--- begin Input ---
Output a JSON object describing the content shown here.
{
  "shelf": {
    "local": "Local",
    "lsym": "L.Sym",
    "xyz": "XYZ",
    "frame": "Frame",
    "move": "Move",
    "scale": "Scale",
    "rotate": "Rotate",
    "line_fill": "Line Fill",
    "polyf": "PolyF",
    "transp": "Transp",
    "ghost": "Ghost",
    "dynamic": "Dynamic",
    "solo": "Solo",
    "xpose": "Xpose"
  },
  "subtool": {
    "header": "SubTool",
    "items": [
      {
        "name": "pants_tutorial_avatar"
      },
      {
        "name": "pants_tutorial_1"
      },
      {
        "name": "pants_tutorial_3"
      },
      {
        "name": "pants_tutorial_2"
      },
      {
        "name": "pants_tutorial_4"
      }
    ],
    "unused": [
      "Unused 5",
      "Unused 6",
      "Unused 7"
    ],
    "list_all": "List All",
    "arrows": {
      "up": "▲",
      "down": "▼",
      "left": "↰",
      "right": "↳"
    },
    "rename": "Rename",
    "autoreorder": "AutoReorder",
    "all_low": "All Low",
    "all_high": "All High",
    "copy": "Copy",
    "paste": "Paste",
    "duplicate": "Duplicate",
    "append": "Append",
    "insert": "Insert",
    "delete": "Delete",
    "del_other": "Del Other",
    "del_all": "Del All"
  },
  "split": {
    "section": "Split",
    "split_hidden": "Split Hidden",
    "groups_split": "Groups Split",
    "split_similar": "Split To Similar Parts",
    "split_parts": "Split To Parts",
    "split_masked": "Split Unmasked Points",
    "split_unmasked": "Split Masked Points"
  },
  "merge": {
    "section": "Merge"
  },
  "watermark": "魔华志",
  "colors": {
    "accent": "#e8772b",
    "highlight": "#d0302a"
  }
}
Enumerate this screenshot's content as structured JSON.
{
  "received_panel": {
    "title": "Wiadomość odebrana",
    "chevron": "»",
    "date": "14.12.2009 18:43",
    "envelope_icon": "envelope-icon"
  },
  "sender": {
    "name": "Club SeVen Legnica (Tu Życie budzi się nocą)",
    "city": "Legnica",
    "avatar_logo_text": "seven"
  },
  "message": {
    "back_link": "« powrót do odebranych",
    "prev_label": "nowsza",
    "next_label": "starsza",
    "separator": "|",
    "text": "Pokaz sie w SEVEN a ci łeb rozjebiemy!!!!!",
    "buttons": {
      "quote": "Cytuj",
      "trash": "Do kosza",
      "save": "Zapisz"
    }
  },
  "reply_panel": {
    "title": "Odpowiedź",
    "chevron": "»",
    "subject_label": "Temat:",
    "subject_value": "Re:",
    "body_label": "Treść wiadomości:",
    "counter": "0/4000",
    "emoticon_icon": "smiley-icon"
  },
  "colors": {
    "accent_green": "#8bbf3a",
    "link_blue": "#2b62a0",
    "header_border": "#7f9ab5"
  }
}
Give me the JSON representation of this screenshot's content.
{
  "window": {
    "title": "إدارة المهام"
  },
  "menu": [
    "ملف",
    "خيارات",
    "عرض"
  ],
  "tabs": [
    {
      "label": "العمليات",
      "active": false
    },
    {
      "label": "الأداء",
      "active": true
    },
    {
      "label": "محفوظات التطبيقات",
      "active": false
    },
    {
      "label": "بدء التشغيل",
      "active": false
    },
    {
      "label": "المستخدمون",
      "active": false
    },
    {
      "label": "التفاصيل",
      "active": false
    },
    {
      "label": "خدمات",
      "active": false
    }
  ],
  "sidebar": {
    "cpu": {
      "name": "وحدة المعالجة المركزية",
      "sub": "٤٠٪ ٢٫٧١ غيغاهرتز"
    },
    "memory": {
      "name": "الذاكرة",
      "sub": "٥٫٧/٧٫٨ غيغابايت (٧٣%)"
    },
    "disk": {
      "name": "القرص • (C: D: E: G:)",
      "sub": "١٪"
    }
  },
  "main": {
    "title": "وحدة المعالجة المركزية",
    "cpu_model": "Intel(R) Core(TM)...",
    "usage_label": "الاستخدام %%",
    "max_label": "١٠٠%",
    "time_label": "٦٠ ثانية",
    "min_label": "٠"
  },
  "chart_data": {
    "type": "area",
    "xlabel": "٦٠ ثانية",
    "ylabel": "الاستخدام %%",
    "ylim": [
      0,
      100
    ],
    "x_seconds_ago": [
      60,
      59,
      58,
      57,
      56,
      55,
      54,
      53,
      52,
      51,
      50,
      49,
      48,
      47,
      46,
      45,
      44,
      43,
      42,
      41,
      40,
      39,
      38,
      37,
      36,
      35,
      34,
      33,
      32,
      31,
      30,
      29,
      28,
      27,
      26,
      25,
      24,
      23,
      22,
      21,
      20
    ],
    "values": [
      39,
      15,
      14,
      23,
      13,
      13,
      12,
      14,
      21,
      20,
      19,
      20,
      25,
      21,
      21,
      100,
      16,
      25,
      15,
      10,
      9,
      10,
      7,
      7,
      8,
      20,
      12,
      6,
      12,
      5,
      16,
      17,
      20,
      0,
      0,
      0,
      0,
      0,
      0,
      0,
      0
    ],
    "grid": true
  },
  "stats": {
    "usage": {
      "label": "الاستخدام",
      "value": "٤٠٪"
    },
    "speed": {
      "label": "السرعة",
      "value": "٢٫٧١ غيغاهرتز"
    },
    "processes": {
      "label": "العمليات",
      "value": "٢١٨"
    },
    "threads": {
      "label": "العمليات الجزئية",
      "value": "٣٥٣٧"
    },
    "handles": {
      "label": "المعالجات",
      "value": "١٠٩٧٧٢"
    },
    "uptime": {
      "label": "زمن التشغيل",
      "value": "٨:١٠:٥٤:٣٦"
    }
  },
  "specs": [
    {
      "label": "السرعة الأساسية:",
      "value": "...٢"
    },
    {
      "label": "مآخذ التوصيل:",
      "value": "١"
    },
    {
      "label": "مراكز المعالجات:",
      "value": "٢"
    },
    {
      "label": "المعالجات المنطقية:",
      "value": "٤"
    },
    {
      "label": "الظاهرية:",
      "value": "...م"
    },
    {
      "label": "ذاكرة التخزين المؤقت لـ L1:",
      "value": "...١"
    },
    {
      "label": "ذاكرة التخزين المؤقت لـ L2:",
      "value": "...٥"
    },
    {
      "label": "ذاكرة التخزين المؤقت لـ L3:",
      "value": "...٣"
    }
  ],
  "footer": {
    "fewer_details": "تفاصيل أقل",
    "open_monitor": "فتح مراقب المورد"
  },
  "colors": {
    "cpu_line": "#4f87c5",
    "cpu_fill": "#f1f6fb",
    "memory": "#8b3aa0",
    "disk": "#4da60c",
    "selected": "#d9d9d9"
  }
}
--- end Input ---
Repeat all the entries exactly as given.

**Correct answer**
Output a JSON object describing the content shown here.
{
  "shelf": {
    "local": "Local",
    "lsym": "L.Sym",
    "xyz": "XYZ",
    "frame": "Frame",
    "move": "Move",
    "scale": "Scale",
    "rotate": "Rotate",
    "line_fill": "Line Fill",
    "polyf": "PolyF",
    "transp": "Transp",
    "ghost": "Ghost",
    "dynamic": "Dynamic",
    "solo": "Solo",
    "xpose": "Xpose"
  },
  "subtool": {
    "header": "SubTool",
    "items": [
      {
        "name": "pants_tutorial_avatar"
      },
      {
        "name": "pants_tutorial_1"
      },
      {
        "name": "pants_tutorial_3"
      },
      {
        "name": "pants_tutorial_2"
      },
      {
        "name": "pants_tutorial_4"
      }
    ],
    "unused": [
      "Unused 5",
      "Unused 6",
      "Unused 7"
    ],
    "list_all": "List All",
    "arrows": {
      "up": "▲",
      "down": "▼",
      "left": "↰",
      "right": "↳"
    },
    "rename": "Rename",
    "autoreorder": "AutoReorder",
    "all_low": "All Low",
    "all_high": "All High",
    "copy": "Copy",
    "paste": "Paste",
    "duplicate": "Duplicate",
    "append": "Append",
    "insert": "Insert",
    "delete": "Delete",
    "del_other": "Del Other",
    "del_all": "Del All"
  },
  "split": {
    "section": "Split",
    "split_hidden": "Split Hidden",
    "groups_split": "Groups Split",
    "split_similar": "Split To Similar Parts",
    "split_parts": "Split To Parts",
    "split_masked": "Split Unmasked Points",
    "split_unmasked": "Split Masked Points"
  },
  "merge": {
    "section": "Merge"
  },
  "watermark": "魔华志",
  "colors": {
    "accent": "#e8772b",
    "highlight": "#d0302a"
  }
}
Enumerate this screenshot's content as structured JSON.
{
  "received_panel": {
    "title": "Wiadomość odebrana",
    "chevron": "»",
    "date": "14.12.2009 18:43",
    "envelope_icon": "envelope-icon"
  },
  "sender": {
    "name": "Club SeVen Legnica (Tu Życie budzi się nocą)",
    "city": "Legnica",
    "avatar_logo_text": "seven"
  },
  "message": {
    "back_link": "« powrót do odebranych",
    "prev_label": "nowsza",
    "next_label": "starsza",
    "separator": "|",
    "text": "Pokaz sie w SEVEN a ci łeb rozjebiemy!!!!!",
    "buttons": {
      "quote": "Cytuj",
      "trash": "Do kosza",
      "save": "Zapisz"
    }
  },
  "reply_panel": {
    "title": "Odpowiedź",
    "chevron": "»",
    "subject_label": "Temat:",
    "subject_value": "Re:",
    "body_label": "Treść wiadomości:",
    "counter": "0/4000",
    "emoticon_icon": "smiley-icon"
  },
  "colors": {
    "accent_green": "#8bbf3a",
    "link_blue": "#2b62a0",
    "header_border": "#7f9ab5"
  }
}
Give me the JSON representation of this screenshot's content.
{
  "window": {
    "title": "إدارة المهام"
  },
  "menu": [
    "ملف",
    "خيارات",
    "عرض"
  ],
  "tabs": [
    {
      "label": "العمليات",
      "active": false
    },
    {
      "label": "الأداء",
      "active": true
    },
    {
      "label": "محفوظات التطبيقات",
      "active": false
    },
    {
      "label": "بدء التشغيل",
      "active": false
    },
    {
      "label": "المستخدمون",
      "active": false
    },
    {
      "label": "التفاصيل",
      "active": false
    },
    {
      "label": "خدمات",
      "active": false
    }
  ],
  "sidebar": {
    "cpu": {
      "name": "وحدة المعالجة المركزية",
      "sub": "٤٠٪ ٢٫٧١ غيغاهرتز"
    },
    "memory": {
      "name": "الذاكرة",
      "sub": "٥٫٧/٧٫٨ غيغابايت (٧٣%)"
    },
    "disk": {
      "name": "القرص • (C: D: E: G:)",
      "sub": "١٪"
    }
  },
  "main": {
    "title": "وحدة المعالجة المركزية",
    "cpu_model": "Intel(R) Core(TM)...",
    "usage_label": "الاستخدام %%",
    "max_label": "١٠٠%",
    "time_label": "٦٠ ثانية",
    "min_label": "٠"
  },
  "chart_data": {
    "type": "area",
    "xlabel": "٦٠ ثانية",
    "ylabel": "الاستخدام %%",
    "ylim": [
      0,
      100
    ],
    "x_seconds_ago": [
      60,
      59,
      58,
      57,
      56,
      55,
      54,
      53,
      52,
      51,
      50,
      49,
      48,
      47,
      46,
      45,
      44,
      43,
      42,
      41,
      40,
      39,
      38,
      37,
      36,
      35,
      34,
      33,
      32,
      31,
      30,
      29,
      28,
      27,
      26,
      25,
      24,
      23,
      22,
      21,
      20
    ],
    "values": [
      39,
      15,
      14,
      23,
      13,
      13,
      12,
      14,
      21,
      20,
      19,
      20,
      25,
      21,
      21,
      100,
      16,
      25,
      15,
      10,
      9,
      10,
      7,
      7,
      8,
      20,
      12,
      6,
      12,
      5,
      16,
      17,
      20,
      0,
      0,
      0,
      0,
      0,
      0,
      0,
      0
    ],
    "grid": true
  },
  "stats": {
    "usage": {
      "label": "الاستخدام",
      "value": "٤٠٪"
    },
    "speed": {
      "label": "السرعة",
      "value": "٢٫٧١ غيغاهرتز"
    },
    "processes": {
      "label": "العمليات",
      "value": "٢١٨"
    },
    "threads": {
      "label": "العمليات الجزئية",
      "value": "٣٥٣٧"
    },
    "handles": {
      "label": "المعالجات",
      "value": "١٠٩٧٧٢"
    },
    "uptime": {
      "label": "زمن التشغيل",
      "value": "٨:١٠:٥٤:٣٦"
    }
  },
  "specs": [
    {
      "label": "السرعة الأساسية:",
      "value": "...٢"
    },
    {
      "label": "مآخذ التوصيل:",
      "value": "١"
    },
    {
      "label": "مراكز المعالجات:",
      "value": "٢"
    },
    {
      "label": "المعالجات المنطقية:",
      "value": "٤"
    },
    {
      "label": "الظاهرية:",
      "value": "...م"
    },
    {
      "label": "ذاكرة التخزين المؤقت لـ L1:",
      "value": "...١"
    },
    {
      "label": "ذاكرة التخزين المؤقت لـ L2:",
      "value": "...٥"
    },
    {
      "label": "ذاكرة التخزين المؤقت لـ L3:",
      "value": "...٣"
    }
  ],
  "footer": {
    "fewer_details": "تفاصيل أقل",
    "open_monitor": "فتح مراقب المورد"
  },
  "colors": {
    "cpu_line": "#4f87c5",
    "cpu_fill": "#f1f6fb",
    "memory": "#8b3aa0",
    "disk": "#4da60c",
    "selected": "#d9d9d9"
  }
}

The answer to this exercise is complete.